PROBLEM DESCRIPTION:
Search the data below for "title"; list each line that holds it.

Collected data entries:
........

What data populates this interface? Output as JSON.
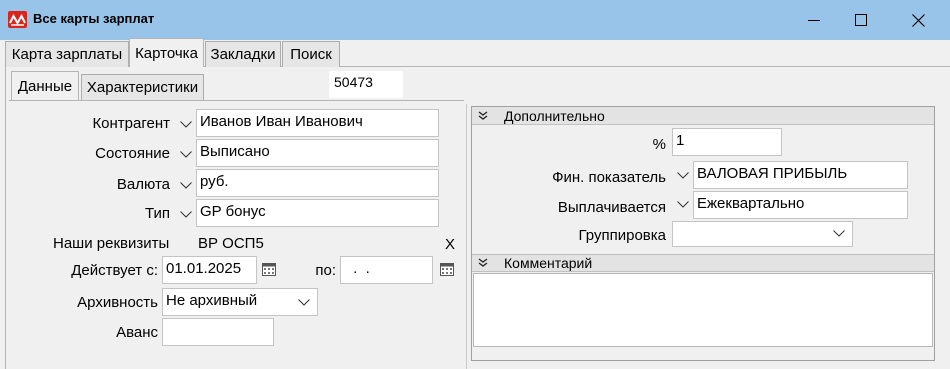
{
  "window": {
    "title": "Все карты зарплат",
    "accent": "#99c4ea",
    "icon": "app-logo-icon"
  },
  "tabs": [
    {
      "label": "Карта зарплаты",
      "active": false
    },
    {
      "label": "Карточка",
      "active": true
    },
    {
      "label": "Закладки",
      "active": false
    },
    {
      "label": "Поиск",
      "active": false
    }
  ],
  "subtabs": [
    {
      "label": "Данные",
      "active": true
    },
    {
      "label": "Характеристики",
      "active": false
    }
  ],
  "card_number": "50473",
  "form": {
    "counterparty": {
      "label": "Контрагент",
      "value": "Иванов Иван Иванович"
    },
    "state": {
      "label": "Состояние",
      "value": "Выписано"
    },
    "currency": {
      "label": "Валюта",
      "value": "руб."
    },
    "type": {
      "label": "Тип",
      "value": "GP бонус"
    },
    "requisites": {
      "label": "Наши реквизиты",
      "value": "ВР ОСП5",
      "clear": "Х"
    },
    "valid_from": {
      "label": "Действует с:",
      "value": "01.01.2025"
    },
    "valid_to": {
      "label": "по:",
      "value": " .  ."
    },
    "archive": {
      "label": "Архивность",
      "value": "Не архивный"
    },
    "advance": {
      "label": "Аванс",
      "value": ""
    }
  },
  "additional": {
    "title": "Дополнительно",
    "percent": {
      "label": "%",
      "value": "1"
    },
    "fin_indicator": {
      "label": "Фин. показатель",
      "value": "ВАЛОВАЯ ПРИБЫЛЬ"
    },
    "payment": {
      "label": "Выплачивается",
      "value": "Ежеквартально"
    },
    "grouping": {
      "label": "Группировка",
      "value": ""
    }
  },
  "comment": {
    "title": "Комментарий",
    "value": ""
  }
}
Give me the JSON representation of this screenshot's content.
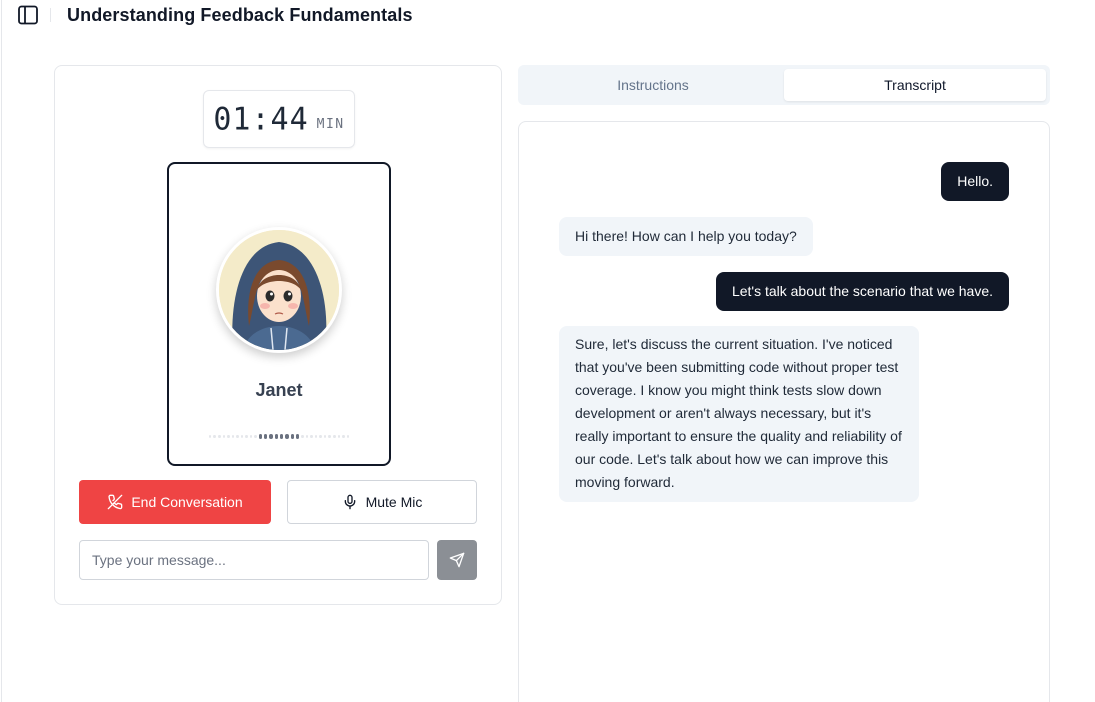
{
  "header": {
    "title": "Understanding Feedback Fundamentals"
  },
  "call": {
    "timer_value": "01:44",
    "timer_unit": "MIN",
    "persona_name": "Janet",
    "end_label": "End Conversation",
    "mute_label": "Mute Mic",
    "input_placeholder": "Type your message..."
  },
  "tabs": {
    "instructions": "Instructions",
    "transcript": "Transcript",
    "active": "transcript"
  },
  "messages": [
    {
      "role": "user",
      "text": "Hello."
    },
    {
      "role": "assistant",
      "text": "Hi there! How can I help you today?"
    },
    {
      "role": "user",
      "text": "Let's talk about the scenario that we have."
    },
    {
      "role": "assistant",
      "text": "Sure, let's discuss the current situation. I've noticed that you've been submitting code without proper test coverage. I know you might think tests slow down development or aren't always necessary, but it's really important to ensure the quality and reliability of our code. Let's talk about how we can improve this moving forward."
    }
  ],
  "colors": {
    "end_button": "#ef4444",
    "user_bubble": "#111827",
    "bot_bubble": "#f1f5f9",
    "send_button": "#8b8f95"
  },
  "icons": {
    "sidebar": "panel-left-icon",
    "end": "phone-off-icon",
    "mute": "mic-icon",
    "send": "send-icon"
  }
}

........

RESULT:
    "title": "Все карты зарплат",
    "title": "Дополнительно",
    "title": "Комментарий",
    "title": "Understanding Feedback Fundamentals"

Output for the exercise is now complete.